Written task
Find and return each line containing "know".

Data supplied
= = = = =
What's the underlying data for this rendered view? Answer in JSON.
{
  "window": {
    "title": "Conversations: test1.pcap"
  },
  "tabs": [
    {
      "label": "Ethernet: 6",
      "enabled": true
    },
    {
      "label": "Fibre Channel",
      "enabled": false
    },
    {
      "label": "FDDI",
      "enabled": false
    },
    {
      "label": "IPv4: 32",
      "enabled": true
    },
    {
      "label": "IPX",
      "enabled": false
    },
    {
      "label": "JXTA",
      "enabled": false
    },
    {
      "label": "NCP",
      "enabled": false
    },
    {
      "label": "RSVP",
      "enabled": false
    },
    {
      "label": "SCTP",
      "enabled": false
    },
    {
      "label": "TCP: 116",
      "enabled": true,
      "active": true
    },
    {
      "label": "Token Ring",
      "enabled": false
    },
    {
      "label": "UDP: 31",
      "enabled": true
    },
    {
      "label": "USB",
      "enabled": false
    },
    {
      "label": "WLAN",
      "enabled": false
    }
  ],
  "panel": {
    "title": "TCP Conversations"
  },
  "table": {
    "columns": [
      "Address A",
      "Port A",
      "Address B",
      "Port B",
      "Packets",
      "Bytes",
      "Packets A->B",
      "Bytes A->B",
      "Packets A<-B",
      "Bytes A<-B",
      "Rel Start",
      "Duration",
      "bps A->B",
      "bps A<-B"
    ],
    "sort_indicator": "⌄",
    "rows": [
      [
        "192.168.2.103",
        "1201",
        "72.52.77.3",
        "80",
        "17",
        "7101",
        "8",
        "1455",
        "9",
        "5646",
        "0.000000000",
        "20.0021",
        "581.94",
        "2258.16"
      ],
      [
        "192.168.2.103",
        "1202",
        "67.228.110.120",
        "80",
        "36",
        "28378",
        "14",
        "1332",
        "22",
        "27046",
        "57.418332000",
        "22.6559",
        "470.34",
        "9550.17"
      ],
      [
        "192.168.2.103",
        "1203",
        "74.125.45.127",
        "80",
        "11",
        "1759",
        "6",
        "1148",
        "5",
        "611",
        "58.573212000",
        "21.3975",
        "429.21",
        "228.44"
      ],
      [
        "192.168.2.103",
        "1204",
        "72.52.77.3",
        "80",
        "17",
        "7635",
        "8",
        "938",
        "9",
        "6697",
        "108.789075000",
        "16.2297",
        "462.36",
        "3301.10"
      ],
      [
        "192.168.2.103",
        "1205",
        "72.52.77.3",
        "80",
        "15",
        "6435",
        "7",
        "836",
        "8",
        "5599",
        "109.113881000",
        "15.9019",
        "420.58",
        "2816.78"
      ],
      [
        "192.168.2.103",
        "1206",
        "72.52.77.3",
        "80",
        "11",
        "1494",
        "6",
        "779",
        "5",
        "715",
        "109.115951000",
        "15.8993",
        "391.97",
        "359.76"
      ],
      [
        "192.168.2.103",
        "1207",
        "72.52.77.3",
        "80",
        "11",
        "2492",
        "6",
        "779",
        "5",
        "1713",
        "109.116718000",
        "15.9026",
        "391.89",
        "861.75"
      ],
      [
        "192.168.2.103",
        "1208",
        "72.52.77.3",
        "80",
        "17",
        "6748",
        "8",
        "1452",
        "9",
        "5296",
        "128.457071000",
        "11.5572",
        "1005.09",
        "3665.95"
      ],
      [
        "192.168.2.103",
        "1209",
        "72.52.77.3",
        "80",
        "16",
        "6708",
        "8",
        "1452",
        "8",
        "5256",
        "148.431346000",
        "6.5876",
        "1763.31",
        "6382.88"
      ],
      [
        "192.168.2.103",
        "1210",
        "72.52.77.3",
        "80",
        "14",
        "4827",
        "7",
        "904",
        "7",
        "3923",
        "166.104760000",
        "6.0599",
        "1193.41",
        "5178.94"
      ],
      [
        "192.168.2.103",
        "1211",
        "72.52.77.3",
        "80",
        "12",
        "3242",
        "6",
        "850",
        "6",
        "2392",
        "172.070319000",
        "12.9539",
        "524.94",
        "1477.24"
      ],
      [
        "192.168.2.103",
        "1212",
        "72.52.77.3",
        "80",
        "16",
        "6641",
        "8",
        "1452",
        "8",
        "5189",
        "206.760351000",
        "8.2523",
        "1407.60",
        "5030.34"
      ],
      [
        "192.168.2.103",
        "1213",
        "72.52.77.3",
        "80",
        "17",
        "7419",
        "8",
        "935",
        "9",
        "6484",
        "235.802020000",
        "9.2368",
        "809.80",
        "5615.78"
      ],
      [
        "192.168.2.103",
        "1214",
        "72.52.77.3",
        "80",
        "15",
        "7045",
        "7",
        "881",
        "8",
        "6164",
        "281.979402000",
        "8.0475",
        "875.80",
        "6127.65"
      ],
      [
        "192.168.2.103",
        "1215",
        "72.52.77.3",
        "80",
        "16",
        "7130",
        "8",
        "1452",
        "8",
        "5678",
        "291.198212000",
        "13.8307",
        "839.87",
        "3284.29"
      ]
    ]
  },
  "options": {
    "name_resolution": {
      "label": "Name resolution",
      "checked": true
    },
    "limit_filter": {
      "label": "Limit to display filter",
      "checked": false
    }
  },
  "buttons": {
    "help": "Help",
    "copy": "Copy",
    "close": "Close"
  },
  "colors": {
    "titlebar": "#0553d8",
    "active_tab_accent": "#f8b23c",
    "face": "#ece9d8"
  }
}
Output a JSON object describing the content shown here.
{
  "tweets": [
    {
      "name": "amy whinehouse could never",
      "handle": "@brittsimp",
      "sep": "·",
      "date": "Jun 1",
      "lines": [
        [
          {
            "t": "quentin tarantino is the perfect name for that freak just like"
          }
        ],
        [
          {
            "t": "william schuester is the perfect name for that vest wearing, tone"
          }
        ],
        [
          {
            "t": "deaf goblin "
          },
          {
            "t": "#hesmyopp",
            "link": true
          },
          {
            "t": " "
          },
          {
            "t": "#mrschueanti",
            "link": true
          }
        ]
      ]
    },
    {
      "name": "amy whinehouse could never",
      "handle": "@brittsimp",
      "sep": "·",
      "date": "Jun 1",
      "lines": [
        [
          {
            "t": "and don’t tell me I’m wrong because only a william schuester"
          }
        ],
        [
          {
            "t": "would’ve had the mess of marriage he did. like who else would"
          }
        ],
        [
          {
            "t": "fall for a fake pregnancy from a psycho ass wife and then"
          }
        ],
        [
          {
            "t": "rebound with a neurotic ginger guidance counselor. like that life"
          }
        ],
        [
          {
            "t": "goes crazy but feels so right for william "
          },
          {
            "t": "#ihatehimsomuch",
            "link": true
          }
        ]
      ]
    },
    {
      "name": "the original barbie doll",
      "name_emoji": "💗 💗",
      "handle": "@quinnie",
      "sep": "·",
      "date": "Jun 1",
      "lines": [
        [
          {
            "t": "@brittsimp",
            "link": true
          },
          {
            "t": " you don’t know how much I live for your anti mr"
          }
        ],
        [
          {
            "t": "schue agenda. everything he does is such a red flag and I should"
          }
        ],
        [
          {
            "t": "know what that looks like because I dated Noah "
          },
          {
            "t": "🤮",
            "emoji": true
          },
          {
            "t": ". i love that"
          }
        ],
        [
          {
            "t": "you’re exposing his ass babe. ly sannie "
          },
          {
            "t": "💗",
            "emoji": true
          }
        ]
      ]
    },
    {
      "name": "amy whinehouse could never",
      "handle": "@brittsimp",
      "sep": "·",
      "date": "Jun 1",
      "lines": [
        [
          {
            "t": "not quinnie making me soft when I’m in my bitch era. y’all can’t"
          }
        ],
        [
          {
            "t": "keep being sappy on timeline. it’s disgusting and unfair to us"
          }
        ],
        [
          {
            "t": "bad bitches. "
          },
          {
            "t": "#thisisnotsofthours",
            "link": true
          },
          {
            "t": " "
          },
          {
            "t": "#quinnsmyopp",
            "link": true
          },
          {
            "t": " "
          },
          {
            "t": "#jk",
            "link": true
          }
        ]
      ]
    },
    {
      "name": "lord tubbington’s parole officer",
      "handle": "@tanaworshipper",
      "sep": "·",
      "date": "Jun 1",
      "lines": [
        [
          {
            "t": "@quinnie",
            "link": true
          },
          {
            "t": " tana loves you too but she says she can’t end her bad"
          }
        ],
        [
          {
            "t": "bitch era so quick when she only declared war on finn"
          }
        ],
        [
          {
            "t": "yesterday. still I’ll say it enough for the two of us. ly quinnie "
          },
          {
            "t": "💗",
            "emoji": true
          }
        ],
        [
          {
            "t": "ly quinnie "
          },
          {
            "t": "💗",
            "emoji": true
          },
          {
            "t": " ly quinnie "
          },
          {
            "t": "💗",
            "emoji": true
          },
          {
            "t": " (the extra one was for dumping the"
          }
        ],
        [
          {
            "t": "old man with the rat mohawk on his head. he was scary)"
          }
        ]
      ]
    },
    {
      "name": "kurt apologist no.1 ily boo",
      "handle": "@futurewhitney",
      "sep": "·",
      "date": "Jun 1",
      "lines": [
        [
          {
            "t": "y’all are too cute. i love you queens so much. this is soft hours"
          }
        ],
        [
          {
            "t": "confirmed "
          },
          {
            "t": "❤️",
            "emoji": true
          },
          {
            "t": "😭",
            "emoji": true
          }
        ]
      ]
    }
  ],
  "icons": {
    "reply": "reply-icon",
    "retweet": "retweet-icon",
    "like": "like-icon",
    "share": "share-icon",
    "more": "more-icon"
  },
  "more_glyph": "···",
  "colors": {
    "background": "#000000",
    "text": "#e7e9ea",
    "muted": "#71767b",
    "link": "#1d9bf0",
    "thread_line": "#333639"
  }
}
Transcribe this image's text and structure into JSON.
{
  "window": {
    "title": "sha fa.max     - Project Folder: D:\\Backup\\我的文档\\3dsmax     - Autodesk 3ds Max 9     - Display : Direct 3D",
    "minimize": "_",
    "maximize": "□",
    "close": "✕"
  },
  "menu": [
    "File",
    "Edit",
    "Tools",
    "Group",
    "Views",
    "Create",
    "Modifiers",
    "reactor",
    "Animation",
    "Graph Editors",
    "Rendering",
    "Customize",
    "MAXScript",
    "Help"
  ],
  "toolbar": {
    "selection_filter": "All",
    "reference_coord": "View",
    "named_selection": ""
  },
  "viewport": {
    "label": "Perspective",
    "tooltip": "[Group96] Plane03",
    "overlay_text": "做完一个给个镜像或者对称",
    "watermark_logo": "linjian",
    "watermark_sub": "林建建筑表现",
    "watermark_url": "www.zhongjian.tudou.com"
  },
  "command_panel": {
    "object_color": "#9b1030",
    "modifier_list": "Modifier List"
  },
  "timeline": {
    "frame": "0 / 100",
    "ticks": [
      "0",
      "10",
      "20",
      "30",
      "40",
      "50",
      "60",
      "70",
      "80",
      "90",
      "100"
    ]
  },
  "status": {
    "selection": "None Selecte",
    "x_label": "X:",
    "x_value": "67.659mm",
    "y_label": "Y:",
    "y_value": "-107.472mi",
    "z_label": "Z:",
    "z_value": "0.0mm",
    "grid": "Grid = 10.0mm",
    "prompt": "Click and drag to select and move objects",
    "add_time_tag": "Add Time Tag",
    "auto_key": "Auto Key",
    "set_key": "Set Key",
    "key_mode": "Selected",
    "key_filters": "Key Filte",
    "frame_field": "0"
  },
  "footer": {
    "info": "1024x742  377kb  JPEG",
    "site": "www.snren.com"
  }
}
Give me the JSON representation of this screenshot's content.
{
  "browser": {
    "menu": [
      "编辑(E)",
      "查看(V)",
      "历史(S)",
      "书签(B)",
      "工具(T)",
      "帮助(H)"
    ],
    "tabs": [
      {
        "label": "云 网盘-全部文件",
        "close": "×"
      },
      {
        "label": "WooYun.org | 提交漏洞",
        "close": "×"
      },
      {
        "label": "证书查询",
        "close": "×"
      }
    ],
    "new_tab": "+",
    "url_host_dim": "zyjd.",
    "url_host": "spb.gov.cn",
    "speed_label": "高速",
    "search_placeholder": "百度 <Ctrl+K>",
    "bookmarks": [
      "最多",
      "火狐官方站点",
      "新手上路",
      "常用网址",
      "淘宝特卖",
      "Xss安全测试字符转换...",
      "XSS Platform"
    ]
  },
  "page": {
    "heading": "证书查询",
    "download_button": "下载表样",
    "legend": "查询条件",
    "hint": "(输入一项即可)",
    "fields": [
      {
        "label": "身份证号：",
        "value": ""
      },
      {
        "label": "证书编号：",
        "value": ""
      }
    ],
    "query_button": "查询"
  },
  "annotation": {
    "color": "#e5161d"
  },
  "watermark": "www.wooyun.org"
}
= = = = =
Solution below
            "t": " you don’t know how much I live for your anti mr"
            "t": "know what that looks like because I dated Noah "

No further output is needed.